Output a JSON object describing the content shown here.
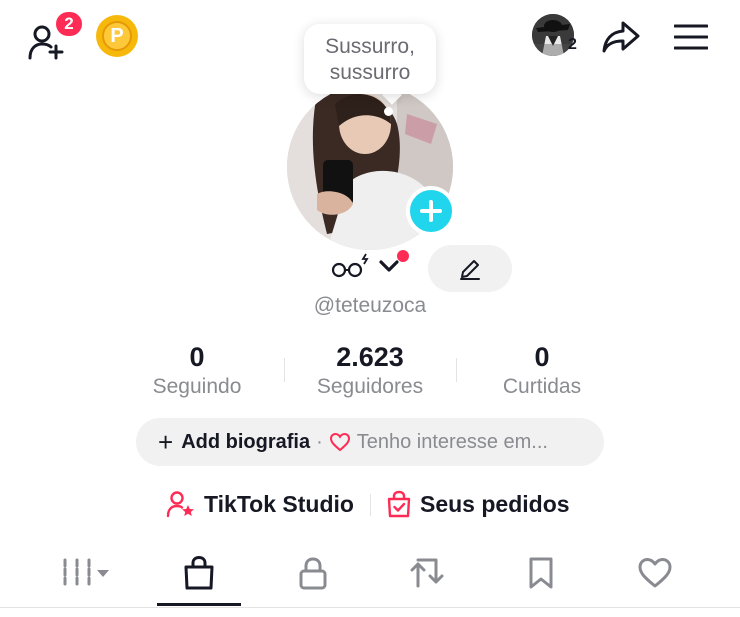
{
  "topbar": {
    "add_friend_icon": "add-friend-icon",
    "notification_count": "2",
    "coin_letter": "P",
    "story_count": "2",
    "share_icon": "share-icon",
    "menu_icon": "hamburger-menu-icon"
  },
  "bubble": {
    "text": "Sussurro, sussurro"
  },
  "profile": {
    "display_name_glyph": "oo",
    "username": "@teteuzoca",
    "avatar_add_icon": "plus-icon",
    "edit_icon": "pencil-icon"
  },
  "stats": [
    {
      "value": "0",
      "label": "Seguindo"
    },
    {
      "value": "2.623",
      "label": "Seguidores"
    },
    {
      "value": "0",
      "label": "Curtidas"
    }
  ],
  "bio": {
    "plus": "+",
    "add_label": "Add biografia",
    "separator": "·",
    "interest_label": "Tenho interesse em..."
  },
  "links": {
    "studio_label": "TikTok Studio",
    "orders_label": "Seus pedidos"
  },
  "tabs": [
    {
      "icon": "grid-icon"
    },
    {
      "icon": "shopping-bag-icon",
      "active": true
    },
    {
      "icon": "lock-icon"
    },
    {
      "icon": "repost-icon"
    },
    {
      "icon": "bookmark-icon"
    },
    {
      "icon": "heart-icon"
    }
  ],
  "colors": {
    "accent_red": "#fe2c55",
    "accent_cyan": "#20d5ec",
    "text_primary": "#161823",
    "text_secondary": "#8a8b91",
    "pill_bg": "#f1f1f2"
  }
}
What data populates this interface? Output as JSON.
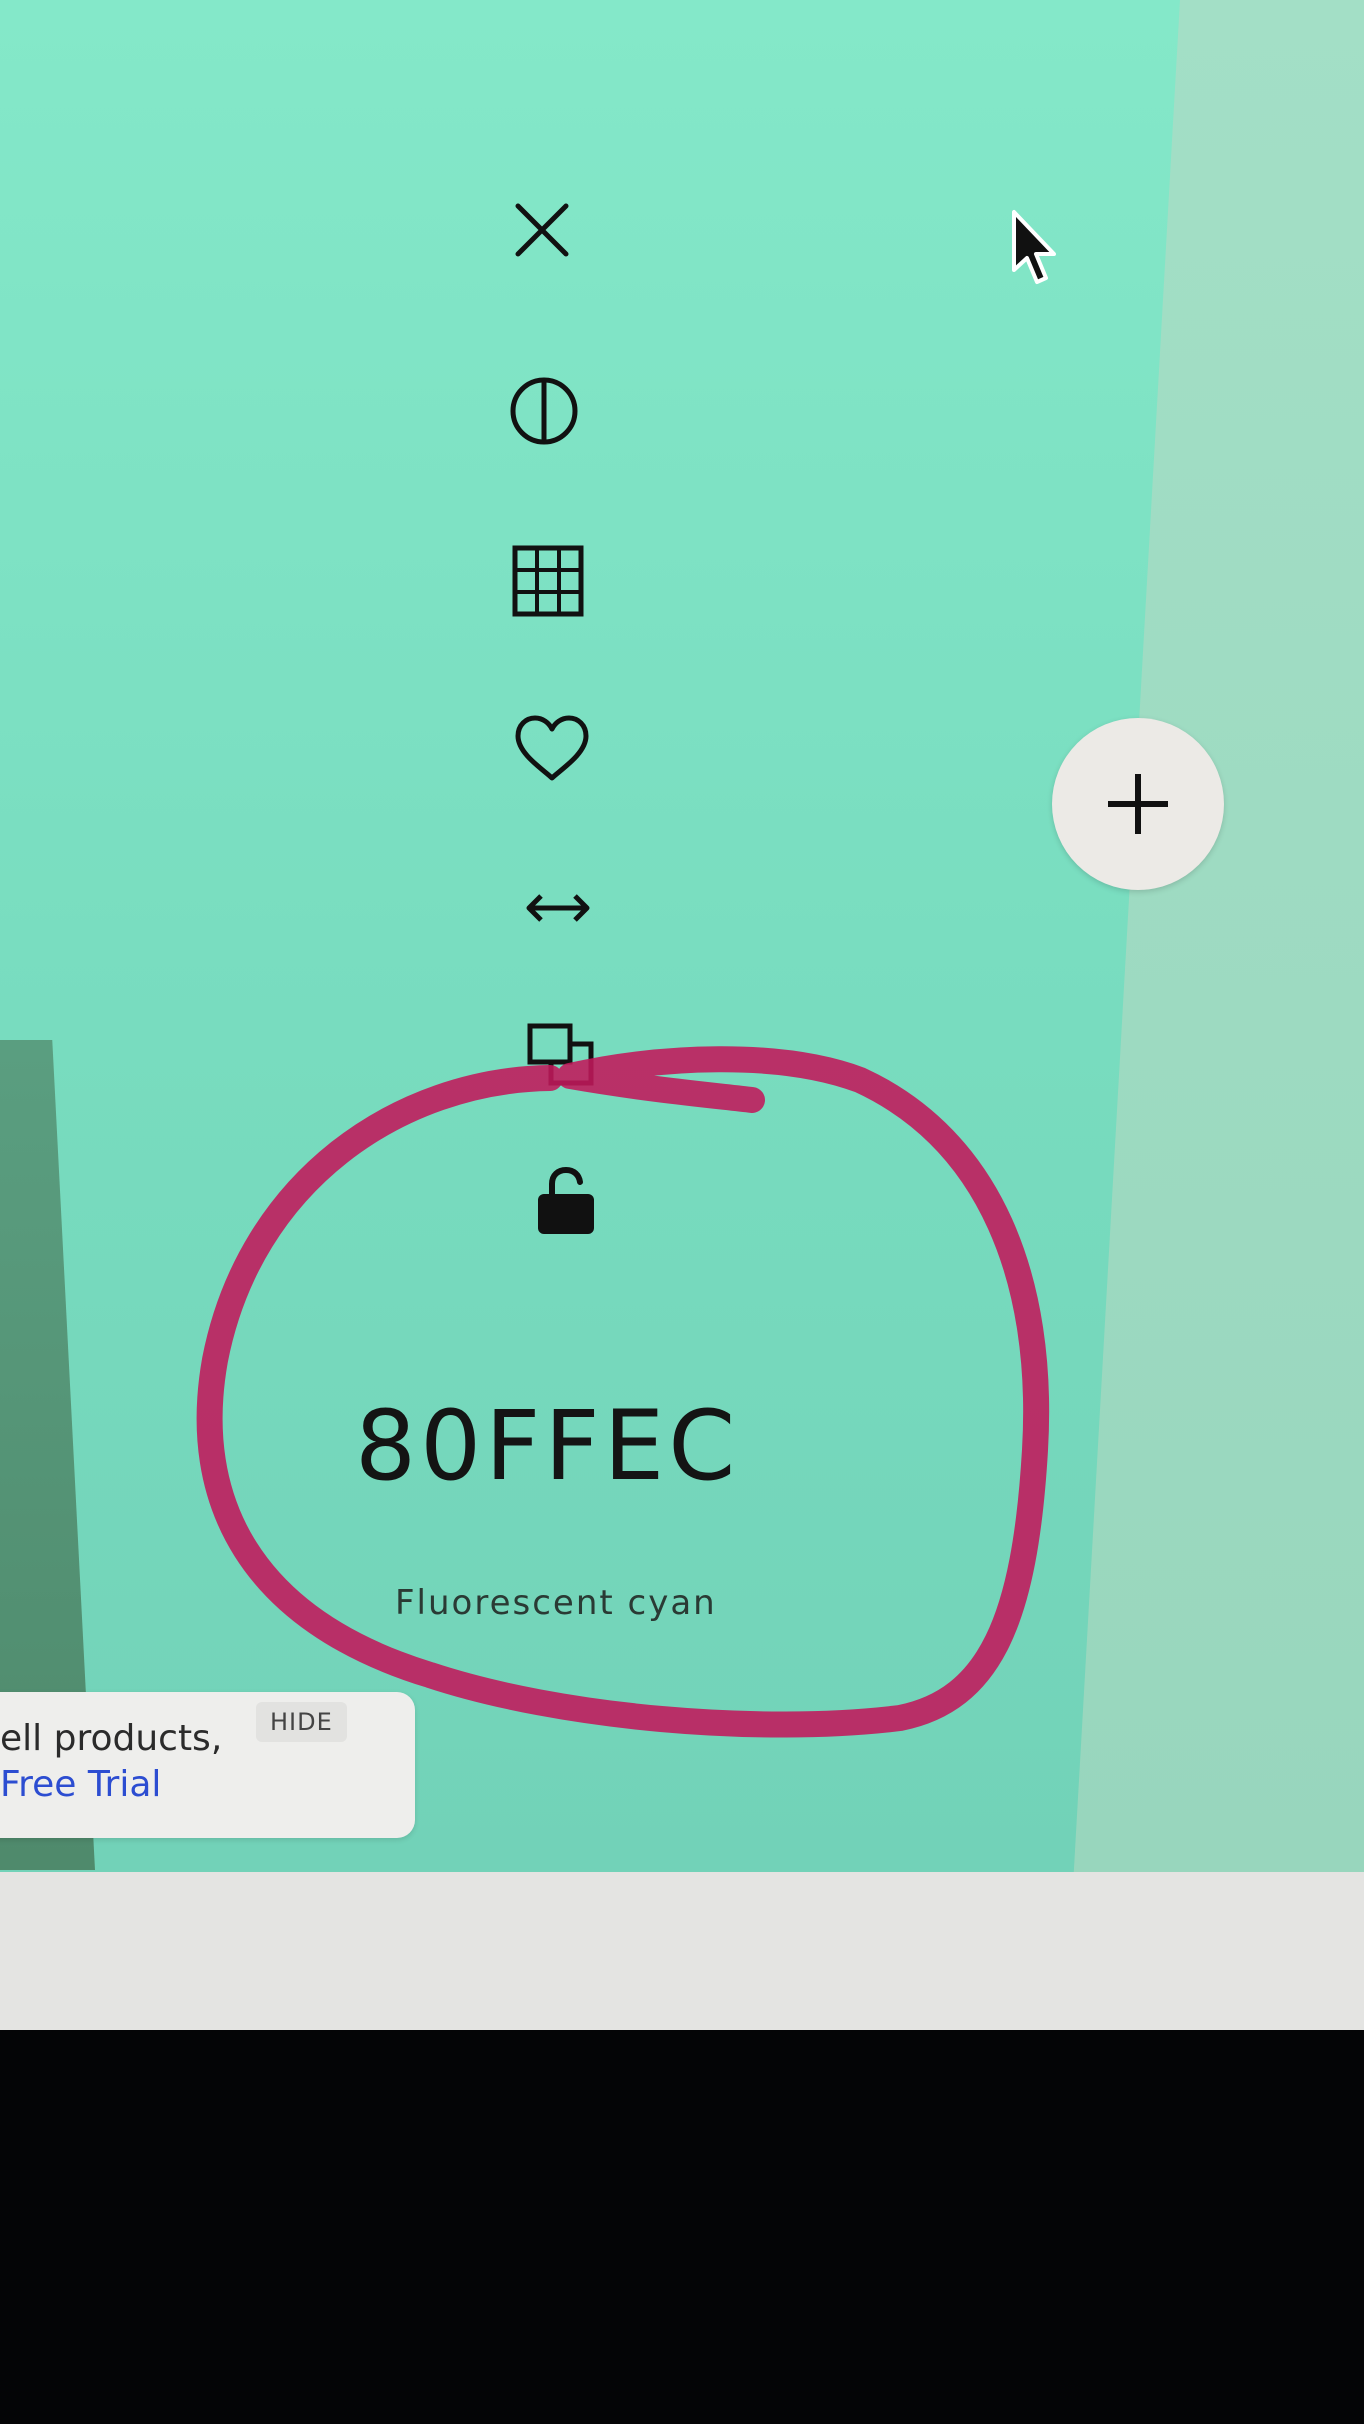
{
  "swatch": {
    "hex": "80FFEC",
    "name": "Fluorescent cyan",
    "color": "#80FFEC"
  },
  "toolbar": {
    "icons": [
      "close-icon",
      "contrast-icon",
      "grid-icon",
      "heart-icon",
      "resize-horizontal-icon",
      "duplicate-icon",
      "unlock-icon"
    ]
  },
  "add_button": {
    "icon": "plus-icon"
  },
  "promo": {
    "line1": "ell products,",
    "link": "Free Trial",
    "hide_label": "HIDE"
  },
  "annotation": {
    "color": "#c2185b"
  }
}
● ● ● ●
YOUR OBJECTIVE. Begin with the line containing "What data populates" and end with the final line of the data, printing those lines exactly and only; pictures are left out.

SOLUTION FOR THIS TASK.
What data populates this interface? Output as JSON.
{
  "swatch": {
    "hex": "80FFEC",
    "name": "Fluorescent cyan",
    "color": "#80FFEC"
  },
  "toolbar": {
    "icons": [
      "close-icon",
      "contrast-icon",
      "grid-icon",
      "heart-icon",
      "resize-horizontal-icon",
      "duplicate-icon",
      "unlock-icon"
    ]
  },
  "add_button": {
    "icon": "plus-icon"
  },
  "promo": {
    "line1": "ell products,",
    "link": "Free Trial",
    "hide_label": "HIDE"
  },
  "annotation": {
    "color": "#c2185b"
  }
}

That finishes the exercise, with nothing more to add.